### PROBLEM REQUIREMENTS
Scan the data below and pick out the lines containing the word "relief".

### LISTED RECORDS
════════════════════
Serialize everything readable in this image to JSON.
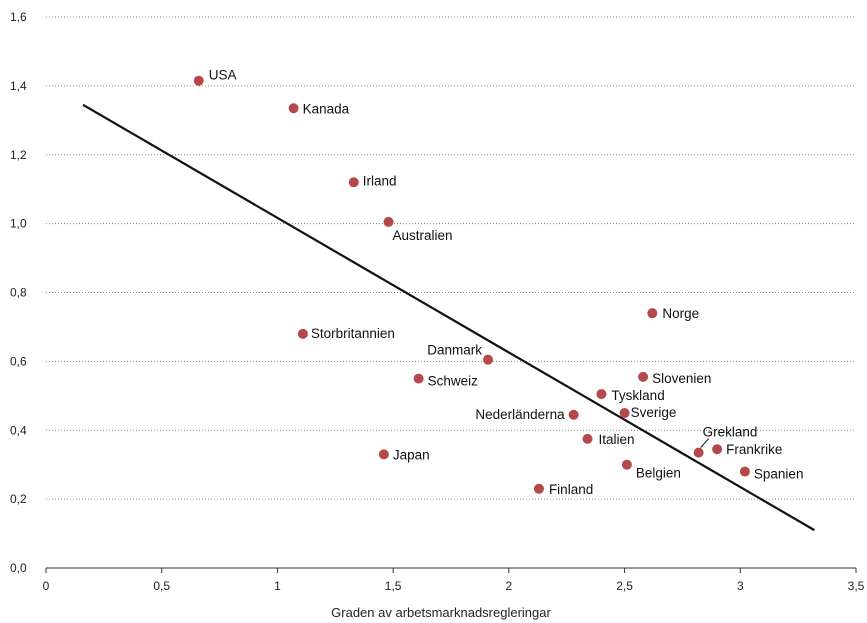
{
  "chart_data": {
    "type": "scatter",
    "title": "",
    "xlabel": "Graden av arbetsmarknadsregleringar",
    "ylabel": "",
    "xlim": [
      0,
      3.5
    ],
    "ylim": [
      0,
      1.6
    ],
    "x_ticks": [
      0,
      0.5,
      1,
      1.5,
      2,
      2.5,
      3,
      3.5
    ],
    "x_tick_labels": [
      "0",
      "0,5",
      "1",
      "1,5",
      "2",
      "2,5",
      "3",
      "3,5"
    ],
    "y_ticks": [
      0,
      0.2,
      0.4,
      0.6,
      0.8,
      1.0,
      1.2,
      1.4,
      1.6
    ],
    "y_tick_labels": [
      "0,0",
      "0,2",
      "0,4",
      "0,6",
      "0,8",
      "1,0",
      "1,2",
      "1,4",
      "1,6"
    ],
    "grid": "horizontal-dotted",
    "point_color": "#b5484b",
    "points": [
      {
        "label": "USA",
        "x": 0.66,
        "y": 1.415
      },
      {
        "label": "Kanada",
        "x": 1.07,
        "y": 1.335
      },
      {
        "label": "Irland",
        "x": 1.33,
        "y": 1.12
      },
      {
        "label": "Australien",
        "x": 1.48,
        "y": 1.005
      },
      {
        "label": "Storbritannien",
        "x": 1.11,
        "y": 0.68
      },
      {
        "label": "Danmark",
        "x": 1.91,
        "y": 0.605
      },
      {
        "label": "Schweiz",
        "x": 1.61,
        "y": 0.55
      },
      {
        "label": "Japan",
        "x": 1.46,
        "y": 0.33
      },
      {
        "label": "Finland",
        "x": 2.13,
        "y": 0.23
      },
      {
        "label": "Nederländerna",
        "x": 2.28,
        "y": 0.445
      },
      {
        "label": "Italien",
        "x": 2.34,
        "y": 0.375
      },
      {
        "label": "Tyskland",
        "x": 2.4,
        "y": 0.505
      },
      {
        "label": "Sverige",
        "x": 2.5,
        "y": 0.45
      },
      {
        "label": "Belgien",
        "x": 2.51,
        "y": 0.3
      },
      {
        "label": "Slovenien",
        "x": 2.58,
        "y": 0.555
      },
      {
        "label": "Norge",
        "x": 2.62,
        "y": 0.74
      },
      {
        "label": "Grekland",
        "x": 2.82,
        "y": 0.335
      },
      {
        "label": "Frankrike",
        "x": 2.9,
        "y": 0.345
      },
      {
        "label": "Spanien",
        "x": 3.02,
        "y": 0.28
      }
    ],
    "trendline": {
      "x": [
        0.16,
        3.32
      ],
      "y": [
        1.345,
        0.11
      ]
    },
    "trendline_color": "#111111"
  }
}
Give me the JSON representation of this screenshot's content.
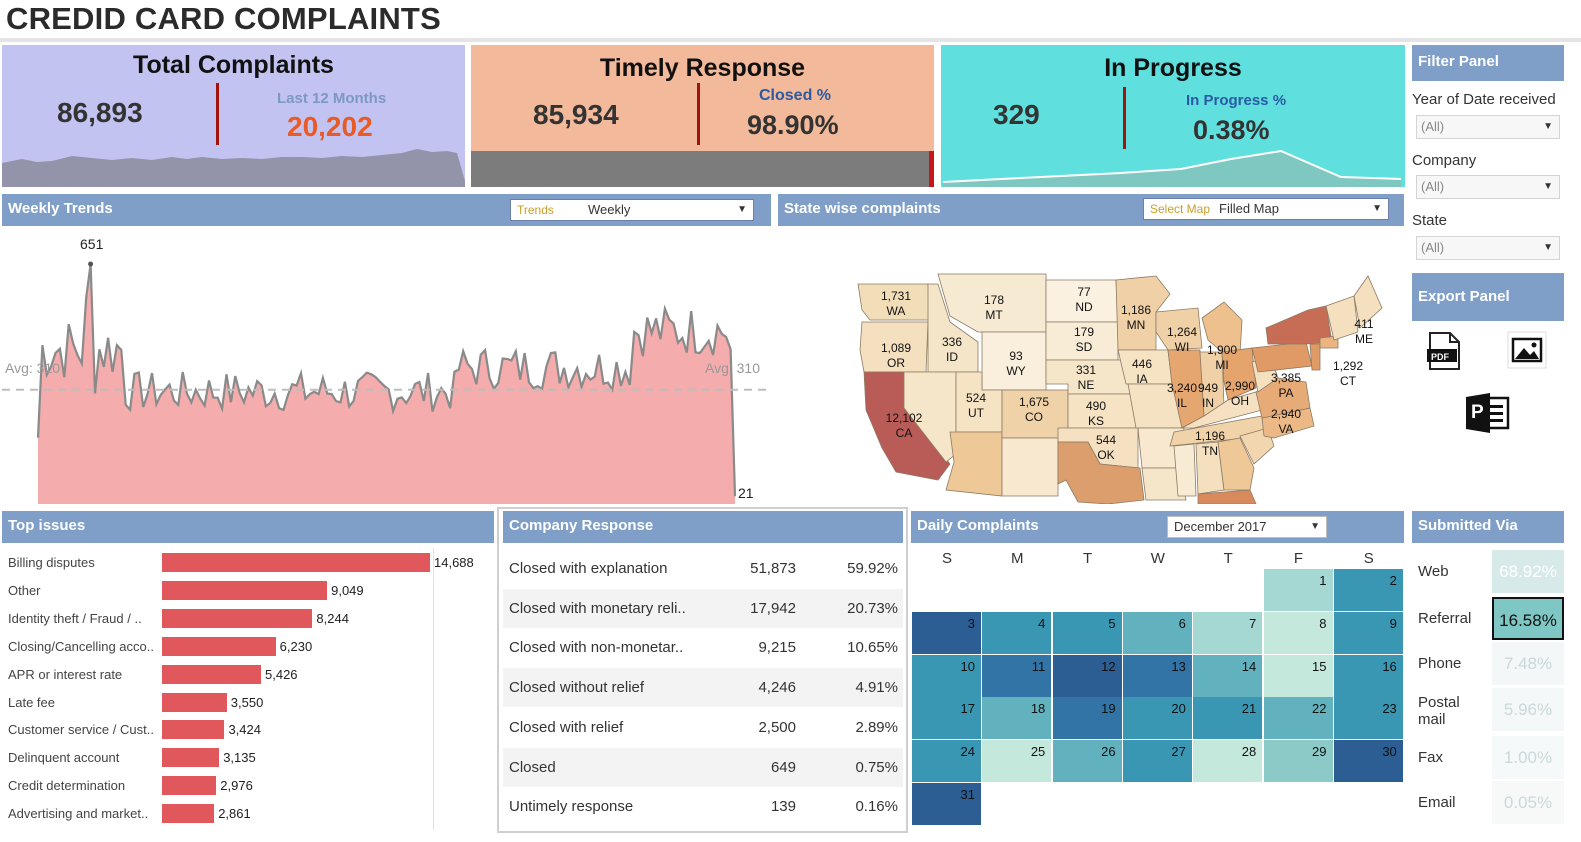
{
  "title": "CREDID CARD COMPLAINTS",
  "kpi": {
    "total": {
      "title": "Total Complaints",
      "value": "86,893",
      "sub_label": "Last 12 Months",
      "sub_value": "20,202"
    },
    "timely": {
      "title": "Timely Response",
      "value": "85,934",
      "sub_label": "Closed %",
      "sub_value": "98.90%",
      "closed_fraction": 0.989
    },
    "progress": {
      "title": "In Progress",
      "value": "329",
      "sub_label": "In Progress %",
      "sub_value": "0.38%"
    }
  },
  "weekly": {
    "header": "Weekly Trends",
    "dropdown_label": "Trends",
    "dropdown_value": "Weekly",
    "peak_label": "651",
    "end_label": "21",
    "avg_left": "Avg: 310",
    "avg_right": "Avg: 310",
    "avg": 310,
    "ymax": 700
  },
  "map": {
    "header": "State wise complaints",
    "dropdown_label": "Select Map",
    "dropdown_value": "Filled Map",
    "labels": [
      {
        "v": "1,731",
        "s": "WA"
      },
      {
        "v": "1,089",
        "s": "OR"
      },
      {
        "v": "12,102",
        "s": "CA"
      },
      {
        "v": "336",
        "s": "ID"
      },
      {
        "v": "178",
        "s": "MT"
      },
      {
        "v": "93",
        "s": "WY"
      },
      {
        "v": "524",
        "s": "UT"
      },
      {
        "v": "1,675",
        "s": "CO"
      },
      {
        "v": "77",
        "s": "ND"
      },
      {
        "v": "179",
        "s": "SD"
      },
      {
        "v": "331",
        "s": "NE"
      },
      {
        "v": "490",
        "s": "KS"
      },
      {
        "v": "544",
        "s": "OK"
      },
      {
        "v": "1,186",
        "s": "MN"
      },
      {
        "v": "446",
        "s": "IA"
      },
      {
        "v": "1,264",
        "s": "WI"
      },
      {
        "v": "3,240",
        "s": "IL"
      },
      {
        "v": "949",
        "s": "IN"
      },
      {
        "v": "1,900",
        "s": "MI"
      },
      {
        "v": "2,990",
        "s": "OH"
      },
      {
        "v": "3,385",
        "s": "PA"
      },
      {
        "v": "2,940",
        "s": "VA"
      },
      {
        "v": "1,196",
        "s": "TN"
      },
      {
        "v": "1,292",
        "s": "CT"
      },
      {
        "v": "411",
        "s": "ME"
      }
    ]
  },
  "filters": {
    "header": "Filter Panel",
    "year_label": "Year of Date received",
    "year_value": "(All)",
    "company_label": "Company",
    "company_value": "(All)",
    "state_label": "State",
    "state_value": "(All)"
  },
  "export": {
    "header": "Export Panel",
    "pdf_text": "PDF",
    "ppt_text": "P"
  },
  "issues": {
    "header": "Top issues",
    "max": 14688,
    "items": [
      {
        "label": "Billing disputes",
        "value": 14688,
        "text": "14,688"
      },
      {
        "label": "Other",
        "value": 9049,
        "text": "9,049"
      },
      {
        "label": "Identity theft / Fraud / ..",
        "value": 8244,
        "text": "8,244"
      },
      {
        "label": "Closing/Cancelling acco..",
        "value": 6230,
        "text": "6,230"
      },
      {
        "label": "APR or interest rate",
        "value": 5426,
        "text": "5,426"
      },
      {
        "label": "Late fee",
        "value": 3550,
        "text": "3,550"
      },
      {
        "label": "Customer service / Cust..",
        "value": 3424,
        "text": "3,424"
      },
      {
        "label": "Delinquent account",
        "value": 3135,
        "text": "3,135"
      },
      {
        "label": "Credit determination",
        "value": 2976,
        "text": "2,976"
      },
      {
        "label": "Advertising and market..",
        "value": 2861,
        "text": "2,861"
      }
    ]
  },
  "company_response": {
    "header": "Company Response",
    "rows": [
      {
        "name": "Closed with explanation",
        "count": "51,873",
        "pct": "59.92%"
      },
      {
        "name": "Closed with monetary reli..",
        "count": "17,942",
        "pct": "20.73%"
      },
      {
        "name": "Closed with non-monetar..",
        "count": "9,215",
        "pct": "10.65%"
      },
      {
        "name": "Closed without relief",
        "count": "4,246",
        "pct": "4.91%"
      },
      {
        "name": "Closed with relief",
        "count": "2,500",
        "pct": "2.89%"
      },
      {
        "name": "Closed",
        "count": "649",
        "pct": "0.75%"
      },
      {
        "name": "Untimely response",
        "count": "139",
        "pct": "0.16%"
      }
    ]
  },
  "daily": {
    "header": "Daily Complaints",
    "month": "December 2017",
    "weekdays": [
      "S",
      "M",
      "T",
      "W",
      "T",
      "F",
      "S"
    ],
    "first_weekday": 5,
    "days": [
      {
        "d": "1",
        "c": "#a6d8d3"
      },
      {
        "d": "2",
        "c": "#3a97b4"
      },
      {
        "d": "3",
        "c": "#2c5e94"
      },
      {
        "d": "4",
        "c": "#3a97b4"
      },
      {
        "d": "5",
        "c": "#3a97b4"
      },
      {
        "d": "6",
        "c": "#62b1bf"
      },
      {
        "d": "7",
        "c": "#a6d8d3"
      },
      {
        "d": "8",
        "c": "#c5e8dc"
      },
      {
        "d": "9",
        "c": "#3a97b4"
      },
      {
        "d": "10",
        "c": "#3a97b4"
      },
      {
        "d": "11",
        "c": "#3274a6"
      },
      {
        "d": "12",
        "c": "#2c5e94"
      },
      {
        "d": "13",
        "c": "#3274a6"
      },
      {
        "d": "14",
        "c": "#62b1bf"
      },
      {
        "d": "15",
        "c": "#c5e8dc"
      },
      {
        "d": "16",
        "c": "#3a97b4"
      },
      {
        "d": "17",
        "c": "#3a97b4"
      },
      {
        "d": "18",
        "c": "#62b1bf"
      },
      {
        "d": "19",
        "c": "#3274a6"
      },
      {
        "d": "20",
        "c": "#3a97b4"
      },
      {
        "d": "21",
        "c": "#3a97b4"
      },
      {
        "d": "22",
        "c": "#62b1bf"
      },
      {
        "d": "23",
        "c": "#3a97b4"
      },
      {
        "d": "24",
        "c": "#3a97b4"
      },
      {
        "d": "25",
        "c": "#c5e8dc"
      },
      {
        "d": "26",
        "c": "#62b1bf"
      },
      {
        "d": "27",
        "c": "#3a97b4"
      },
      {
        "d": "28",
        "c": "#c5e8dc"
      },
      {
        "d": "29",
        "c": "#8ccac8"
      },
      {
        "d": "30",
        "c": "#2c5e94"
      },
      {
        "d": "31",
        "c": "#2c5e94"
      }
    ]
  },
  "submitted": {
    "header": "Submitted Via",
    "rows": [
      {
        "label": "Web",
        "pct": "68.92%",
        "bg": "#d8e9ea",
        "fg": "#ffffff"
      },
      {
        "label": "Referral",
        "pct": "16.58%",
        "bg": "#7fc7c4",
        "fg": "#111111"
      },
      {
        "label": "Phone",
        "pct": "7.48%",
        "bg": "#f3f7f7",
        "fg": "#c9d8da"
      },
      {
        "label": "Postal mail",
        "pct": "5.96%",
        "bg": "#f4f8f8",
        "fg": "#c9d8da"
      },
      {
        "label": "Fax",
        "pct": "1.00%",
        "bg": "#f6f9f9",
        "fg": "#c9d8da"
      },
      {
        "label": "Email",
        "pct": "0.05%",
        "bg": "#f7f9f9",
        "fg": "#c9d8da"
      }
    ]
  },
  "colors": {
    "header_bg": "#7f9fc9",
    "total_bg": "#c2c3f1",
    "timely_bg": "#f2b99a",
    "progress_bg": "#5fe0df",
    "accent_red": "#a0140f",
    "orange_value": "#ea5a25",
    "trend_fill": "#f4acac"
  }
}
════════════════════
### TASK ANSWER
        "name": "Closed without relief",
        "name": "Closed with relief",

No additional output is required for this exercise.